→ **AIM**
Reproduce the material character for character, from its first line through the line containing "import-texture-icon[interactable]: 🗀 [389,556,402,578]". Include both end lines.

****

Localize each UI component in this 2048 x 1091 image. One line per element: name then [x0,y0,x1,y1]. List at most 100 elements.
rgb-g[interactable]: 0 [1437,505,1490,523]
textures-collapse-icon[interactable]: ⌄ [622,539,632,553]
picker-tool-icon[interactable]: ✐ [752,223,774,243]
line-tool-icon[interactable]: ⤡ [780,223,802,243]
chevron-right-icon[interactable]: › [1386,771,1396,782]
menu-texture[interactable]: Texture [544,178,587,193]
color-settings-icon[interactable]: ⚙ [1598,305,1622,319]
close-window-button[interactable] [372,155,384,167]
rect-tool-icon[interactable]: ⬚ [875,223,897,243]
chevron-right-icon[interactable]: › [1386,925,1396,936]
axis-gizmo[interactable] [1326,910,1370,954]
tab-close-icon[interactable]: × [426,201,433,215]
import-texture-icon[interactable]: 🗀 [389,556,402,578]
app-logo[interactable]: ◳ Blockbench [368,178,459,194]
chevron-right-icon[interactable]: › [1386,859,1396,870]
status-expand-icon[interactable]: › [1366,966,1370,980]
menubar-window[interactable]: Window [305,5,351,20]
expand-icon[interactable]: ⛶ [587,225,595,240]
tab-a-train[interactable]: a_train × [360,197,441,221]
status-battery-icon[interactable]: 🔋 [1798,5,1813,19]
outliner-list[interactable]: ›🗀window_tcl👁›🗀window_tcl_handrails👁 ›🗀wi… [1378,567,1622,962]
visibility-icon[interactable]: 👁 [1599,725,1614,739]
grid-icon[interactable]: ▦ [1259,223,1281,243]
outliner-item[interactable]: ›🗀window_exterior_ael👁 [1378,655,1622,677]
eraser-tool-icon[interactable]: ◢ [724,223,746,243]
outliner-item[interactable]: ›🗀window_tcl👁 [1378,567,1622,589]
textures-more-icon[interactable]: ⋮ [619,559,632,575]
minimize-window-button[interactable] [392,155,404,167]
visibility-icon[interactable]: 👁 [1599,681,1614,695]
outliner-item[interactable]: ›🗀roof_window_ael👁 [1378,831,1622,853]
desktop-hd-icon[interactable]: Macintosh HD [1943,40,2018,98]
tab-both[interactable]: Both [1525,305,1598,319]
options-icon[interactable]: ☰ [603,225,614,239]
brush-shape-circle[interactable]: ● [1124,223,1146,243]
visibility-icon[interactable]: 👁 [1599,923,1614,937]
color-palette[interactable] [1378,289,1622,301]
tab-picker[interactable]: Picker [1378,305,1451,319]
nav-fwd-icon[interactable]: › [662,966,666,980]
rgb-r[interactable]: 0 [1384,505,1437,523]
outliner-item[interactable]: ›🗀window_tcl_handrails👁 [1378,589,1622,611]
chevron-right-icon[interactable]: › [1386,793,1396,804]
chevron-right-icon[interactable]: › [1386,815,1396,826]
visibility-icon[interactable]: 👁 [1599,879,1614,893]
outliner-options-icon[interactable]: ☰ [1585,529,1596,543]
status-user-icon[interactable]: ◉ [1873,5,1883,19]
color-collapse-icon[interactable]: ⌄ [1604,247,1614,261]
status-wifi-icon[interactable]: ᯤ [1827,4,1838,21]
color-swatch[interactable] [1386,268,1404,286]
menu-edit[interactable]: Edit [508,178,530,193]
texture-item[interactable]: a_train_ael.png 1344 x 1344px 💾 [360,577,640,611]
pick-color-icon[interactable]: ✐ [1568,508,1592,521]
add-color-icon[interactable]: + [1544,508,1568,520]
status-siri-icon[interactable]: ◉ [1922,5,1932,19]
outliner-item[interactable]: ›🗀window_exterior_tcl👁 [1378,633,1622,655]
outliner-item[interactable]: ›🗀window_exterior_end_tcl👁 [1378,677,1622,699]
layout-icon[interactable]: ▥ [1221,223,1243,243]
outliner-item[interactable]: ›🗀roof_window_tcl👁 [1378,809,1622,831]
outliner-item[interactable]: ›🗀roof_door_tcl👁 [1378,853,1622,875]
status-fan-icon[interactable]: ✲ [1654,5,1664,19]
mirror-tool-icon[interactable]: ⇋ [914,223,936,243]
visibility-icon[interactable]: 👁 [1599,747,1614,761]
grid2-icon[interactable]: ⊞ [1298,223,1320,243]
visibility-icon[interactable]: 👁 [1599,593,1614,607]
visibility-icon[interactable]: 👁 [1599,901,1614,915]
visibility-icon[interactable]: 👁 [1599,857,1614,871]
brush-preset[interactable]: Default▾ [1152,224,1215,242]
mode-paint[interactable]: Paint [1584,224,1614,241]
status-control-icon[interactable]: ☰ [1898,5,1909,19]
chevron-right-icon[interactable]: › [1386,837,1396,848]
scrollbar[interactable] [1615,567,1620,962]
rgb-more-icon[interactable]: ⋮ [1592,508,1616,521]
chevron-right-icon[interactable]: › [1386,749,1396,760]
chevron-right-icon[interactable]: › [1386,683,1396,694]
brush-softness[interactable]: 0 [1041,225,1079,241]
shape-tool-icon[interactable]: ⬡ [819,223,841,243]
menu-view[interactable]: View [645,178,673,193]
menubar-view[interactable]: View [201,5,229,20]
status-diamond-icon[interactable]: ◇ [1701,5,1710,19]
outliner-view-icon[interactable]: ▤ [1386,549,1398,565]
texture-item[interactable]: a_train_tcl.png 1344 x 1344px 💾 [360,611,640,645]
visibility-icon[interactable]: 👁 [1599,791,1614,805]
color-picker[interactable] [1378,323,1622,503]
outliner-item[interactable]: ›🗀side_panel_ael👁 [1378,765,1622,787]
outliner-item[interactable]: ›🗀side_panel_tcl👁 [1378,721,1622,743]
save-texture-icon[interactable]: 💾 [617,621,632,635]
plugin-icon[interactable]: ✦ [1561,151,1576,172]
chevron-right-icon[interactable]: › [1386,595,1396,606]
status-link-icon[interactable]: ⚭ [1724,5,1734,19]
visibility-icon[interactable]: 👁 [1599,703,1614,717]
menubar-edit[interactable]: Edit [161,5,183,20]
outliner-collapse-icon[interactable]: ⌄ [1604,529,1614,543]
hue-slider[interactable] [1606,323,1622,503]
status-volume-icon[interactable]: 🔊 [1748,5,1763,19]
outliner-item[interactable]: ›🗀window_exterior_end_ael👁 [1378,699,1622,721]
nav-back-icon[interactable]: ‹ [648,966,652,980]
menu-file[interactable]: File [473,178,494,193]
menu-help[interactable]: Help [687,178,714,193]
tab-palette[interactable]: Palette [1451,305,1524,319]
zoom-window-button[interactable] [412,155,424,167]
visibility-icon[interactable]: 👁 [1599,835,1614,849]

****

→ **SOLUTION**
Localize each UI component in this 2048 x 1091 image. One line per element: name then [x0,y0,x1,y1]. List at most 100 elements.
rgb-g[interactable]: 0 [1437,505,1490,523]
textures-collapse-icon[interactable]: ⌄ [622,539,632,553]
picker-tool-icon[interactable]: ✐ [752,223,774,243]
line-tool-icon[interactable]: ⤡ [780,223,802,243]
chevron-right-icon[interactable]: › [1386,771,1396,782]
menu-texture[interactable]: Texture [544,178,587,193]
color-settings-icon[interactable]: ⚙ [1598,305,1622,319]
close-window-button[interactable] [372,155,384,167]
rect-tool-icon[interactable]: ⬚ [875,223,897,243]
chevron-right-icon[interactable]: › [1386,925,1396,936]
axis-gizmo[interactable] [1326,910,1370,954]
tab-close-icon[interactable]: × [426,201,433,215]
import-texture-icon[interactable]: 🗀 [389,556,402,578]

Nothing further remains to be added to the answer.